Written task
Here are records with pictures in them. Copy all of them exactly and leave the pictures out.

------ Recorded data

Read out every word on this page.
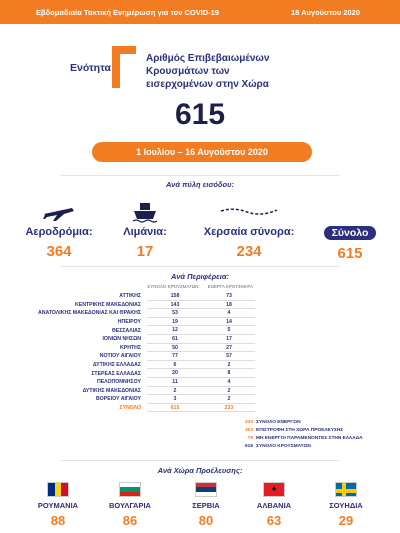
Εβδομαδιαία Τακτική Ενημέρωση για τον COVID-19	18 Αυγούστου 2020
Ενότητα
Αριθμός Επιβεβαιωμένων
Κρουσμάτων των
εισερχομένων στην Χώρα
615
1 Ιουλίου – 16 Αυγούστου 2020
Ανά πύλη εισόδου:
Αεροδρόμια:
364
Λιμάνια:
17
Χερσαία σύνορα:
234
Σύνολο
615
Ανά Περιφέρεια:
ΣΥΝΟΛΟ ΚΡΟΥΣΜΑΤΩΝ ΕΝΕΡΓΑ ΚΡΟΥΣΜΑΤΑ
ΑΤΤΙΚΗΣ	158	73
ΚΕΝΤΡΙΚΗΣ ΜΑΚΕΔΟΝΙΑΣ	143	18
ΑΝΑΤΟΛΙΚΗΣ ΜΑΚΕΔΟΝΙΑΣ ΚΑΙ ΘΡΑΚΗΣ	53	4
ΗΠΕΙΡΟΥ	19	14
ΘΕΣΣΑΛΙΑΣ	12	5
ΙΟΝΙΩΝ ΝΗΣΩΝ	61	17
ΚΡΗΤΗΣ	50	27
ΝΟΤΙΟΥ ΑΙΓΑΙΟΥ	77	57
ΔΥΤΙΚΗΣ ΕΛΛΑΔΑΣ	6	2
ΣΤΕΡΕΑΣ ΕΛΛΑΔΑΣ	20	8
ΠΕΛΟΠΟΝΝΗΣΟΥ	11	4
ΔΥΤΙΚΗΣ ΜΑΚΕΔΟΝΙΑΣ	2	2
ΒΟΡΕΙΟΥ ΑΙΓΑΙΟΥ	3	2
ΣΥΝΟΛΟ	615	233
233 ΣΥΝΟΛΟ ΕΝΕΡΓΩΝ
303 ΕΠΙΣΤΡΟΦΗ ΣΤΗ ΧΩΡΑ ΠΡΟΕΛΕΥΣΗΣ
79 ΜΗ ΕΝΕΡΓΟΙ ΠΑΡΑΜΕΝΟΝΤΕΣ ΣΤΗΝ ΕΛΛΑΔΑ
615 ΣΥΝΟΛΟ ΚΡΟΥΣΜΑΤΩΝ
Ανά Χώρα Προέλευσης:
ΡΟΥΜΑΝΙΑ
88
ΒΟΥΛΓΑΡΙΑ
86
ΣΕΡΒΙΑ
80
✦
ΑΛΒΑΝΙΑ
63
ΣΟΥΗΔΙΑ
29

------------

Task result
Read out every word on this page.
Εβδομαδιαία Τακτική Ενημέρωση για τον COVID-19	18 Αυγούστου 2020
Ενότητα
Αριθμός Επιβεβαιωμένων
Κρουσμάτων των
εισερχομένων στην Χώρα
615
1 Ιουλίου – 16 Αυγούστου 2020
Ανά πύλη εισόδου:
Αεροδρόμια:
364
Λιμάνια:
17
Χερσαία σύνορα:
234
Σύνολο
615
Ανά Περιφέρεια:
ΣΥΝΟΛΟ ΚΡΟΥΣΜΑΤΩΝ ΕΝΕΡΓΑ ΚΡΟΥΣΜΑΤΑ
ΑΤΤΙΚΗΣ	158	73
ΚΕΝΤΡΙΚΗΣ ΜΑΚΕΔΟΝΙΑΣ	143	18
ΑΝΑΤΟΛΙΚΗΣ ΜΑΚΕΔΟΝΙΑΣ ΚΑΙ ΘΡΑΚΗΣ	53	4
ΗΠΕΙΡΟΥ	19	14
ΘΕΣΣΑΛΙΑΣ	12	5
ΙΟΝΙΩΝ ΝΗΣΩΝ	61	17
ΚΡΗΤΗΣ	50	27
ΝΟΤΙΟΥ ΑΙΓΑΙΟΥ	77	57
ΔΥΤΙΚΗΣ ΕΛΛΑΔΑΣ	6	2
ΣΤΕΡΕΑΣ ΕΛΛΑΔΑΣ	20	8
ΠΕΛΟΠΟΝΝΗΣΟΥ	11	4
ΔΥΤΙΚΗΣ ΜΑΚΕΔΟΝΙΑΣ	2	2
ΒΟΡΕΙΟΥ ΑΙΓΑΙΟΥ	3	2
ΣΥΝΟΛΟ	615	233
233 ΣΥΝΟΛΟ ΕΝΕΡΓΩΝ
303 ΕΠΙΣΤΡΟΦΗ ΣΤΗ ΧΩΡΑ ΠΡΟΕΛΕΥΣΗΣ
79 ΜΗ ΕΝΕΡΓΟΙ ΠΑΡΑΜΕΝΟΝΤΕΣ ΣΤΗΝ ΕΛΛΑΔΑ
615 ΣΥΝΟΛΟ ΚΡΟΥΣΜΑΤΩΝ
Ανά Χώρα Προέλευσης:
ΡΟΥΜΑΝΙΑ
88
ΒΟΥΛΓΑΡΙΑ
86
ΣΕΡΒΙΑ
80
✦
ΑΛΒΑΝΙΑ
63
ΣΟΥΗΔΙΑ
29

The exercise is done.